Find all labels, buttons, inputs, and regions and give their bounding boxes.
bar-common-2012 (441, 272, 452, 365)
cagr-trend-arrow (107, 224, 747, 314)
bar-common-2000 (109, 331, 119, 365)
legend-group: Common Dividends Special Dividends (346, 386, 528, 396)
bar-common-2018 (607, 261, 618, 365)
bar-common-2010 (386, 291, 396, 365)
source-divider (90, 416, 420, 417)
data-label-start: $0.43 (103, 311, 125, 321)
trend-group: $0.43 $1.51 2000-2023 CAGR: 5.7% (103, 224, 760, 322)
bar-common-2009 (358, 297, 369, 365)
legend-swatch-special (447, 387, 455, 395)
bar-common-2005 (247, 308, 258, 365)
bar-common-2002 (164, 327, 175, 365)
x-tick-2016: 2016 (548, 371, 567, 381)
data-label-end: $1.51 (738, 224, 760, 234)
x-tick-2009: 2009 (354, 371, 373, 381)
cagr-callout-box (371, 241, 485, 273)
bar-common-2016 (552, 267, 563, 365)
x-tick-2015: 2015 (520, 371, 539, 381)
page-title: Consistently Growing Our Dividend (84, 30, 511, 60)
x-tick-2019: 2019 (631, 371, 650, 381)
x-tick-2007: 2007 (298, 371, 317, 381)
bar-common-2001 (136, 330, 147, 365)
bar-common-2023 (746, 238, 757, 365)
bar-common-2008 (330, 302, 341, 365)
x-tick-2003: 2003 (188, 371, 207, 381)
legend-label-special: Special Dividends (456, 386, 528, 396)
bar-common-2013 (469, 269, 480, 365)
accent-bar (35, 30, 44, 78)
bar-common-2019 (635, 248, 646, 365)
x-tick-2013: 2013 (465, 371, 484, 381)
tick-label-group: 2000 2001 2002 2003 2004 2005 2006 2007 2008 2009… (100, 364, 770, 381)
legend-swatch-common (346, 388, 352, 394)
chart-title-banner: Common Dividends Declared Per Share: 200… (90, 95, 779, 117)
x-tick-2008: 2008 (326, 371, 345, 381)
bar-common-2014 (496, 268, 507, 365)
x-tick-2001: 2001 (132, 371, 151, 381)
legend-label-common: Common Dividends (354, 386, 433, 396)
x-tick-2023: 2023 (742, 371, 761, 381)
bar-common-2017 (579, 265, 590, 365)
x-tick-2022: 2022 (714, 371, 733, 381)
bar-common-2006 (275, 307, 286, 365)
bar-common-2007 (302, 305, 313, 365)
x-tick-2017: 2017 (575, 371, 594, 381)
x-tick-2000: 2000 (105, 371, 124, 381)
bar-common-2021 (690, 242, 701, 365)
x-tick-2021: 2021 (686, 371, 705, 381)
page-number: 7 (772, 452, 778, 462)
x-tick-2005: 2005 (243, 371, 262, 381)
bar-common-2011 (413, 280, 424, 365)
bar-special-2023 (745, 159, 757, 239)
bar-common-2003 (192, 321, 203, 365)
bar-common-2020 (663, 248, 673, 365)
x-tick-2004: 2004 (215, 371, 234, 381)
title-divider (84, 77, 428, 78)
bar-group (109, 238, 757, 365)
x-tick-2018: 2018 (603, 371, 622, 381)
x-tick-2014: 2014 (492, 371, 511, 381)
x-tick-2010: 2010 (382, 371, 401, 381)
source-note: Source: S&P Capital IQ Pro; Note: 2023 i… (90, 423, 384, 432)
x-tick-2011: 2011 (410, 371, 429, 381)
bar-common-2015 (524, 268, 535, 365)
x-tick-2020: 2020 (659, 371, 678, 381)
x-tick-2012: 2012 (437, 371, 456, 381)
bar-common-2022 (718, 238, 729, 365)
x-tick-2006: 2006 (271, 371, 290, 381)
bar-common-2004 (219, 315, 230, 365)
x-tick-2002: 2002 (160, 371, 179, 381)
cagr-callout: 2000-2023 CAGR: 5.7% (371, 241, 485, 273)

Goal =
Filter the rows above, copying every line that contains the string "trend". Treat case as significant.

Task result =
cagr-trend-arrow (107, 224, 747, 314)
trend-group: $0.43 $1.51 2000-2023 CAGR: 5.7% (103, 224, 760, 322)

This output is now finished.